**WORK INSTRUCTIONS:** Reproduce the data verbatim, starting from its first line and ending with the line that contains "bullet-3: 实时 Real time: [292, 407, 352, 417]", including both of those lines.

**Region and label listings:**
------------

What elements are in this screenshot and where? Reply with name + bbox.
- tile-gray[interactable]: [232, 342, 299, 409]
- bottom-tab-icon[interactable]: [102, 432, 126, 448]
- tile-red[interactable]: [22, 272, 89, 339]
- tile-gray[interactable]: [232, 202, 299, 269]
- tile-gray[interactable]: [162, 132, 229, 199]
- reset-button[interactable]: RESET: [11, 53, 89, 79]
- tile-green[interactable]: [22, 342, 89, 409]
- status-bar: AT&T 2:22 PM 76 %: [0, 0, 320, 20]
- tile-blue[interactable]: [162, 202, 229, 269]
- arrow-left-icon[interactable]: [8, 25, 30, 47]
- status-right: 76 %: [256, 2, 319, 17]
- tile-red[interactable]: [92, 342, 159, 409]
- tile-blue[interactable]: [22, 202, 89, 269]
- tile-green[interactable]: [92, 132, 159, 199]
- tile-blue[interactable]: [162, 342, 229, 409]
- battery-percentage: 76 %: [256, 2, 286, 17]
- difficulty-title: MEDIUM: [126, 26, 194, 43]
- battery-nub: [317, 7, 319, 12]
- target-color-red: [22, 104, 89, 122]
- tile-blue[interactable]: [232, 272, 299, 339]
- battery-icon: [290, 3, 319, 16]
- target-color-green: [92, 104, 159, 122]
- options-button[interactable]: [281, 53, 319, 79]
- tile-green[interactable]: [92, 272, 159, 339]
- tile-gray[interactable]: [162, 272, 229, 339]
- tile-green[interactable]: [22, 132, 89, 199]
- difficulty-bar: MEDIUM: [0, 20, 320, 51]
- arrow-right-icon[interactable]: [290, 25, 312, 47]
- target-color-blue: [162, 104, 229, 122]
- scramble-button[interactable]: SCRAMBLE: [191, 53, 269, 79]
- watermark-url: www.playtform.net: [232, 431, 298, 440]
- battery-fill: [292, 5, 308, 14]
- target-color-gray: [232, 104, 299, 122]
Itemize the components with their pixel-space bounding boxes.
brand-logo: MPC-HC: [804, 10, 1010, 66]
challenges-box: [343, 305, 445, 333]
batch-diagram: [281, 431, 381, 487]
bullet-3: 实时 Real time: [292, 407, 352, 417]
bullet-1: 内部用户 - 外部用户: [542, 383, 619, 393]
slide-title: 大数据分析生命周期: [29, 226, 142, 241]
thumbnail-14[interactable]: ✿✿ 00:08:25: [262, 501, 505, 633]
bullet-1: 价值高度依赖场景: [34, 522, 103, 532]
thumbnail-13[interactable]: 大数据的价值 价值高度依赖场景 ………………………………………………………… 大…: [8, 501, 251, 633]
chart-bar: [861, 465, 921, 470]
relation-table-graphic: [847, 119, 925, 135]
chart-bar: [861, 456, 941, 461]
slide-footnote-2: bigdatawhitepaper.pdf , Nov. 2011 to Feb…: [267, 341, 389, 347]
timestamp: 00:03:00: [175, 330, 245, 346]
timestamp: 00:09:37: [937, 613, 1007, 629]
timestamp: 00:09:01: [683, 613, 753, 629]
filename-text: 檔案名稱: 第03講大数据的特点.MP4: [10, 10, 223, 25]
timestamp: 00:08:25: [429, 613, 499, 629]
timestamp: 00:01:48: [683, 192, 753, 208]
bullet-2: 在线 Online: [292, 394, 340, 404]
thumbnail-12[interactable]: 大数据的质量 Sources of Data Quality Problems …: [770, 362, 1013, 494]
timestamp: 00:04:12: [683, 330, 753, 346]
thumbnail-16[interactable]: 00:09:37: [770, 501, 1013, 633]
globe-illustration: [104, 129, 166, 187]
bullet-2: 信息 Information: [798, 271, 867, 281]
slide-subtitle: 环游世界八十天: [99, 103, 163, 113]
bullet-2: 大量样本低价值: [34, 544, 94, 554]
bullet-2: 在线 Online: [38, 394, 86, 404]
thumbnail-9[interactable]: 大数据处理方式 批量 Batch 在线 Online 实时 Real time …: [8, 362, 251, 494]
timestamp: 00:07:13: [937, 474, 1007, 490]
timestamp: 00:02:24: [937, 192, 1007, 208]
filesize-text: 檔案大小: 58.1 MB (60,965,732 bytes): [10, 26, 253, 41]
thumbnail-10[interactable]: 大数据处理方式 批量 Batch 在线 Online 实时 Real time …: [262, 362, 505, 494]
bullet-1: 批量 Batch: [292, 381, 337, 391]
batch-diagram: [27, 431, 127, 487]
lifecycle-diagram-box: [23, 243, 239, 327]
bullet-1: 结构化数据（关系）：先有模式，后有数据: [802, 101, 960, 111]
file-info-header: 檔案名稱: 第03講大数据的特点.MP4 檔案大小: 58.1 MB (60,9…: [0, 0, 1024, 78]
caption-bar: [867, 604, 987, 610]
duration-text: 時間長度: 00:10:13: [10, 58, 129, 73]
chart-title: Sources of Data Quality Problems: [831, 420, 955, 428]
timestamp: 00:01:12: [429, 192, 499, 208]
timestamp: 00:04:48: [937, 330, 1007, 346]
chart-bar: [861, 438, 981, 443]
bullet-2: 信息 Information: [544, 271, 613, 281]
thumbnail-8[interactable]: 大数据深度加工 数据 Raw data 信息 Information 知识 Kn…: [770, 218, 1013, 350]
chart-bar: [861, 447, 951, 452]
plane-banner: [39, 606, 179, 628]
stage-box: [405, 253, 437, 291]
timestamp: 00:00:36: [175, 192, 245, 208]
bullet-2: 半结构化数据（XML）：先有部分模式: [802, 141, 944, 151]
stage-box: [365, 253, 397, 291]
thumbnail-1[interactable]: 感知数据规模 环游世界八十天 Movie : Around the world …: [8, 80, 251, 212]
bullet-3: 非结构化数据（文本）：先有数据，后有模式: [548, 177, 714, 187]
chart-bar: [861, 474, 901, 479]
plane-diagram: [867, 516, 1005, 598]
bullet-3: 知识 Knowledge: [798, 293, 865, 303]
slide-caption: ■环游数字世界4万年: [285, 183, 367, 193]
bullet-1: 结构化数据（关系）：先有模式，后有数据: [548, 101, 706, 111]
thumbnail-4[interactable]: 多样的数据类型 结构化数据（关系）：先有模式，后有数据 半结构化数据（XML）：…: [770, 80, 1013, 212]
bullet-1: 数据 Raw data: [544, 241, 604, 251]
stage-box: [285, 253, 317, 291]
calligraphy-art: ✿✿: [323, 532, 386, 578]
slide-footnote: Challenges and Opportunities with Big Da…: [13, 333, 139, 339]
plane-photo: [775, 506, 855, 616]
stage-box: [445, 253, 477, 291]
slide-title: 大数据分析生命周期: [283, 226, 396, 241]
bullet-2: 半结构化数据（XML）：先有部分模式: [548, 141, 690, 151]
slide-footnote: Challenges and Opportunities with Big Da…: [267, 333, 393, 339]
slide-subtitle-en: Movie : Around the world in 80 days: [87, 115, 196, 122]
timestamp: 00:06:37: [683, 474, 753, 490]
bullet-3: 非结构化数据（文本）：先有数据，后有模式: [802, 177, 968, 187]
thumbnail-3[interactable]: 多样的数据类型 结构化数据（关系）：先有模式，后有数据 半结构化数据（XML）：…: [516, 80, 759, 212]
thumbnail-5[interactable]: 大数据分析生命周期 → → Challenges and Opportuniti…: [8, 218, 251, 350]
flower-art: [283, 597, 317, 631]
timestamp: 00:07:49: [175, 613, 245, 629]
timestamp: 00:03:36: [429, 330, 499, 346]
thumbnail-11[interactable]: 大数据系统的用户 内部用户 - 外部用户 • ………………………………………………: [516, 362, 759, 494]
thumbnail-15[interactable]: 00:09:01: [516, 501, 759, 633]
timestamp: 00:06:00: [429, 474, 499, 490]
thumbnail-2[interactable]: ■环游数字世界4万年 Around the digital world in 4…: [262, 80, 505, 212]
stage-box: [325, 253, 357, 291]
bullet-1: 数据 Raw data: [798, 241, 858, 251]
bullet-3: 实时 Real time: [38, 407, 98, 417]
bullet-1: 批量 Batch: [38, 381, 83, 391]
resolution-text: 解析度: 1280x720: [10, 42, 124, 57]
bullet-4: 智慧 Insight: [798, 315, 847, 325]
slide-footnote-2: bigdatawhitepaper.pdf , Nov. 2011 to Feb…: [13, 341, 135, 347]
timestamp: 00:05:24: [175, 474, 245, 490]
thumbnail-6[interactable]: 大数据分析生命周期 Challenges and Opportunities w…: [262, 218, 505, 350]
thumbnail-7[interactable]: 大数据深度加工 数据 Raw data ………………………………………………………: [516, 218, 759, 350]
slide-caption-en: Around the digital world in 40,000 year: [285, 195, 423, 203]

------------

**TASK OUTPUT:**
What elements are in this screenshot and where? Reply with name + bbox.
- tile-gray[interactable]: [232, 342, 299, 409]
- bottom-tab-icon[interactable]: [102, 432, 126, 448]
- tile-red[interactable]: [22, 272, 89, 339]
- tile-gray[interactable]: [232, 202, 299, 269]
- tile-gray[interactable]: [162, 132, 229, 199]
- reset-button[interactable]: RESET: [11, 53, 89, 79]
- tile-green[interactable]: [22, 342, 89, 409]
- status-bar: AT&T 2:22 PM 76 %: [0, 0, 320, 20]
- tile-blue[interactable]: [162, 202, 229, 269]
- arrow-left-icon[interactable]: [8, 25, 30, 47]
- status-right: 76 %: [256, 2, 319, 17]
- tile-red[interactable]: [92, 342, 159, 409]
- tile-blue[interactable]: [22, 202, 89, 269]
- tile-green[interactable]: [92, 132, 159, 199]
- tile-blue[interactable]: [162, 342, 229, 409]
- battery-percentage: 76 %: [256, 2, 286, 17]
- difficulty-title: MEDIUM: [126, 26, 194, 43]
- battery-nub: [317, 7, 319, 12]
- target-color-red: [22, 104, 89, 122]
- tile-blue[interactable]: [232, 272, 299, 339]
- battery-icon: [290, 3, 319, 16]
- target-color-green: [92, 104, 159, 122]
- options-button[interactable]: [281, 53, 319, 79]
- tile-green[interactable]: [92, 272, 159, 339]
- tile-gray[interactable]: [162, 272, 229, 339]
- tile-green[interactable]: [22, 132, 89, 199]
- difficulty-bar: MEDIUM: [0, 20, 320, 51]
- arrow-right-icon[interactable]: [290, 25, 312, 47]
- target-color-blue: [162, 104, 229, 122]
- scramble-button[interactable]: SCRAMBLE: [191, 53, 269, 79]
- watermark-url: www.playtform.net: [232, 431, 298, 440]
- battery-fill: [292, 5, 308, 14]
- target-color-gray: [232, 104, 299, 122]
Itemize the components with their pixel-space bounding boxes.
brand-logo: MPC-HC: [804, 10, 1010, 66]
challenges-box: [343, 305, 445, 333]
batch-diagram: [281, 431, 381, 487]
bullet-3: 实时 Real time: [292, 407, 352, 417]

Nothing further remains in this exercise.